▶ Tugas Anda:
a. Menurut tafsir Surat ‘Abasa, berapa jumlah ayat surat tersebut?
b. Tolong lanjutkan tafsir Surat ‘Abasa dari kalimat terakhirnya.

Minggu, 11 Januari 2009

Kajian Tafsir Juz 30
Tafsir Surat ‘Abasa (80)


Muqoddimah
Surat ‘Abasa (ia bermuka masam) terdiri dari 42 ayat, termasuk golongan surat-surat Makkiyah, diturunkan setelah surat An-Najm (53). Dinamai “Abasa” diambil dari perkataan ‘Abasa yang terdapat pada ayat pertama surat ini [1].
Hubungan surat ‘Abasa dengan surat An-Nazi’at adalah: pada akhir surat An-Nazi’at diterangkan bahwa Nabi Muhammad SAW hanyalah pemberi peringatan kepada orang-orang yang takut kepada hari kiamat (79:45), sedangkan pada permulaan surat ‘Abasa dibayangkan bahwa dalam memberikan peringatan itu hendaklah memberikan penghargaan yang sama kepada orang-orang yang diberi peringatan dengan tidak memandang kedudukan seseorang dalam masyarakat [1].

▶ Baris:
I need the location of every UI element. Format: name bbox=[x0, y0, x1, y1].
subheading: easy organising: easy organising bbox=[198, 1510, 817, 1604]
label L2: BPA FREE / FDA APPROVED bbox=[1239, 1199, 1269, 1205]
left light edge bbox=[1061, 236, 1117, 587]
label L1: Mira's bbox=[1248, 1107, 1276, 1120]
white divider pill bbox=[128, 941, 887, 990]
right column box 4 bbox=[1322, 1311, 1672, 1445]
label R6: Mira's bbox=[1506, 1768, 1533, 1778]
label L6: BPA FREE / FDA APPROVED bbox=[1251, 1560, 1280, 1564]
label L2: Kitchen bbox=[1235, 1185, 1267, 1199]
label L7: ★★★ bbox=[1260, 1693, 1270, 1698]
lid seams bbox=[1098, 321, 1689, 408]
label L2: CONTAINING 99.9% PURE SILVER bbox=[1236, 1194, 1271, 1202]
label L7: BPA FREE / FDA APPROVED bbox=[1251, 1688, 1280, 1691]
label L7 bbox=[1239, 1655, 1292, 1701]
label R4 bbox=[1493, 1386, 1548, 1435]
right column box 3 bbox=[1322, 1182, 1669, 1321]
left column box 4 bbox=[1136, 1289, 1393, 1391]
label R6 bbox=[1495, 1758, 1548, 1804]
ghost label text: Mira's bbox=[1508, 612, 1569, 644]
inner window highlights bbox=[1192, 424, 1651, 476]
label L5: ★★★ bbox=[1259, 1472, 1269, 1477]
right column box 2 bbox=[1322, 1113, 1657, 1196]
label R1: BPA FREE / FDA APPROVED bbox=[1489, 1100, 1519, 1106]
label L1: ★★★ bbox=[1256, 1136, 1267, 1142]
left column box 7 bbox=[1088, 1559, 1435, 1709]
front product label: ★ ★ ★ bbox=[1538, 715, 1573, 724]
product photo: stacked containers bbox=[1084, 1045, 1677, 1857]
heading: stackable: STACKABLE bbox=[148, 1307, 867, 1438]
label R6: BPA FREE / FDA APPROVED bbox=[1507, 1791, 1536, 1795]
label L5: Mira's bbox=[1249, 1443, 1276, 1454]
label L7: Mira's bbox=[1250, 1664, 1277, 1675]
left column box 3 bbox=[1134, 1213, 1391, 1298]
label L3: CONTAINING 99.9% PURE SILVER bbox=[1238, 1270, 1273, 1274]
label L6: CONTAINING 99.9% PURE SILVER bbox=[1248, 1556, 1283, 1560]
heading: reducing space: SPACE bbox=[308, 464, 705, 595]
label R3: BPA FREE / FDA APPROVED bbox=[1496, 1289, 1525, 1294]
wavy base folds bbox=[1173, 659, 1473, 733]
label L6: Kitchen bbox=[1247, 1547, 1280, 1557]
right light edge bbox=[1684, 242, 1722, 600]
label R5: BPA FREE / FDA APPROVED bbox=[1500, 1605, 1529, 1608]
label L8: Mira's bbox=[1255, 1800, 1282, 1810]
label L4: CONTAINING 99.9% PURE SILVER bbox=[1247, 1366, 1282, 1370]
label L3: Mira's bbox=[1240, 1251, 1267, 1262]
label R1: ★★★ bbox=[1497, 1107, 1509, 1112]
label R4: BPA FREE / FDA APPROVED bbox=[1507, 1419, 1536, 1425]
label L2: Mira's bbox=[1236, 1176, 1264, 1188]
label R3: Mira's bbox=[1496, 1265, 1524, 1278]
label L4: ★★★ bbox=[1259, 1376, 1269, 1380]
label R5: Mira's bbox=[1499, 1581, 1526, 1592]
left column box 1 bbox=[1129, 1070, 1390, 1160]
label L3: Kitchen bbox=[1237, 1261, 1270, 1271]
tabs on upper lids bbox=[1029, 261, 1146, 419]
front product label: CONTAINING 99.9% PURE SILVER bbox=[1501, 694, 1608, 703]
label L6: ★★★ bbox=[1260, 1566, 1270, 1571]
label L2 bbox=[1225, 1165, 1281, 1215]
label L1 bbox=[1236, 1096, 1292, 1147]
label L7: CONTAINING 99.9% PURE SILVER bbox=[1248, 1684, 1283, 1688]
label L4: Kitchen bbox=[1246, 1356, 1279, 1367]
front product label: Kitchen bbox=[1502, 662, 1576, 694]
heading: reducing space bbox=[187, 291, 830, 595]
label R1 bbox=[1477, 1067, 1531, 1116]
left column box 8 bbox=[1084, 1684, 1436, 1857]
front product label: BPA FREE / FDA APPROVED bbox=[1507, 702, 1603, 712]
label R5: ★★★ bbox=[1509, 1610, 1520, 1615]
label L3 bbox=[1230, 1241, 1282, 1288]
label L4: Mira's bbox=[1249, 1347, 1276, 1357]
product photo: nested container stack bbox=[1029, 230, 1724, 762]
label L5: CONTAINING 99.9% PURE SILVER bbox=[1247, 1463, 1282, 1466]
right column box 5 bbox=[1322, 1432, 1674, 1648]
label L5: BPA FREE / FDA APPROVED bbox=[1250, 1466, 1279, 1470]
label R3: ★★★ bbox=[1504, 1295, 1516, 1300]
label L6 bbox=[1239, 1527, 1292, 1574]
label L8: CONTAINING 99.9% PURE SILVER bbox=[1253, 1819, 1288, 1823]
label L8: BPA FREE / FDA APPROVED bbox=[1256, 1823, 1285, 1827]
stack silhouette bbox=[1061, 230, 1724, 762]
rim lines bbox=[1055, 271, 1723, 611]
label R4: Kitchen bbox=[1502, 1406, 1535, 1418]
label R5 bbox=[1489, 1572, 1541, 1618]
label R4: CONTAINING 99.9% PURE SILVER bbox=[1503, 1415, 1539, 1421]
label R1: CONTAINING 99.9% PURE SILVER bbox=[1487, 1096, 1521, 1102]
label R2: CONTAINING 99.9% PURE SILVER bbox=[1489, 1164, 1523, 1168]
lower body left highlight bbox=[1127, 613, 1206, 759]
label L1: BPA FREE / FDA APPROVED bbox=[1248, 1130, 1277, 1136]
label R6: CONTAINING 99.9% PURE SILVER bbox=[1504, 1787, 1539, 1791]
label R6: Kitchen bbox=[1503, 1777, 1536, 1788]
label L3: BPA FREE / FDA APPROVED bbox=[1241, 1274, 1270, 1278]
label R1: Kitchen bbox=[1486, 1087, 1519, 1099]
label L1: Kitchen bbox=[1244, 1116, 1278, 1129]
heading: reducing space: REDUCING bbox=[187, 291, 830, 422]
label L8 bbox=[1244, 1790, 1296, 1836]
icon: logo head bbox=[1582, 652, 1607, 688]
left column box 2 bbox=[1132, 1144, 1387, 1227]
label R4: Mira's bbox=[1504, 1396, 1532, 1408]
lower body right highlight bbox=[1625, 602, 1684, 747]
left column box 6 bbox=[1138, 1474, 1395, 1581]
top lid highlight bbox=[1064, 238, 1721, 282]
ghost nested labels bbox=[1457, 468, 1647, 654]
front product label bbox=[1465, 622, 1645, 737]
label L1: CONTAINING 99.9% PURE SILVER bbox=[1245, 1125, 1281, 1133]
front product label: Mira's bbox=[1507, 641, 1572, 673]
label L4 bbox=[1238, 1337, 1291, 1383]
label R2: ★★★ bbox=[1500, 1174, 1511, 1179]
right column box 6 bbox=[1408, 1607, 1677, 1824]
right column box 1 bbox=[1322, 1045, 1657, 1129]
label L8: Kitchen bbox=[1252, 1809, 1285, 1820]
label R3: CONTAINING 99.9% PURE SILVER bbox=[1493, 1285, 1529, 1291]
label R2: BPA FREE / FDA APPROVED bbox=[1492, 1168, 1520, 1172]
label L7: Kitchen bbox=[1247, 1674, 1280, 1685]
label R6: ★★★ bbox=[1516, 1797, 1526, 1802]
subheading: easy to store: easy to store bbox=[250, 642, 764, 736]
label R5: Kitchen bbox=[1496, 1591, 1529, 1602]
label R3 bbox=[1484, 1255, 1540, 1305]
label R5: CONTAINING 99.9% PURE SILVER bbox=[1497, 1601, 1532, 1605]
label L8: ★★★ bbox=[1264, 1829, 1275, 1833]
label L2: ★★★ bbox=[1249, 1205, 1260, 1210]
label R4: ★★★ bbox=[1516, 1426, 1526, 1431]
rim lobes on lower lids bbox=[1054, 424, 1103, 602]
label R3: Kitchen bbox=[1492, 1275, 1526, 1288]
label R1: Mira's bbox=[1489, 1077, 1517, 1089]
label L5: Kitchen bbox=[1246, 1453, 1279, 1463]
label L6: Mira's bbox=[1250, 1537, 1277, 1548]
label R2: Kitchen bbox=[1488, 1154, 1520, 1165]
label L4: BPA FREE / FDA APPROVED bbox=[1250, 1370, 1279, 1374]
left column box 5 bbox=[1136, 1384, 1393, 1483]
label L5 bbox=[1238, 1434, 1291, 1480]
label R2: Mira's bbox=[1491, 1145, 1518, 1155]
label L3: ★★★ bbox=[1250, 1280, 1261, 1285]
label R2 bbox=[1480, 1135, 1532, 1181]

▶ Hasil Latihan:
a. 42 ayat.

b.
Tentang garis besar isi surat ‘Abasa, Asy-Syahid Sayyid Quthb berkomentar [2]:
“Surat ini terbagi kedalam beberapa potongan (bagian) yang besar, sentuhan yang mendalam, image dan sugesti serta kesan-kesan yang unik, memberi inspirasi harmonis dalam irama dan nada musik yang sama. Potongan pertama merupakan obat dengan khasiat tertentu terhadap suatu peristiwa sejarah.
Nabi Muhammad SAW sibuk mengurusi da’wah, mengajak tokoh-tokoh Quraisy kedalam Islam ketika Ibnu Ummi Maktum, seorang laki-laki buta yang miskin itu, datang kepadanya. Laki-laki itu tidak tahu kalau Nabi sedang sibuk dengan urusan ummat. Ia datang memohon kepada Nabi agar mengajarinya ilmu agama. Maka Nabi tidak menyukainya dan bermuka masam serta memalingkan wajahnya. Allah menurunkan al-Qur’an pada bagian pertama surah ini mengecam keras akan sikap Nabi, serta menetapkan nilai kebenaran dalam kehidupan masyarakat Islam secara tegas merangsang, di samping itu juga menetapkan hakikat karakteristik da’wah ini (ayat 1 – 16).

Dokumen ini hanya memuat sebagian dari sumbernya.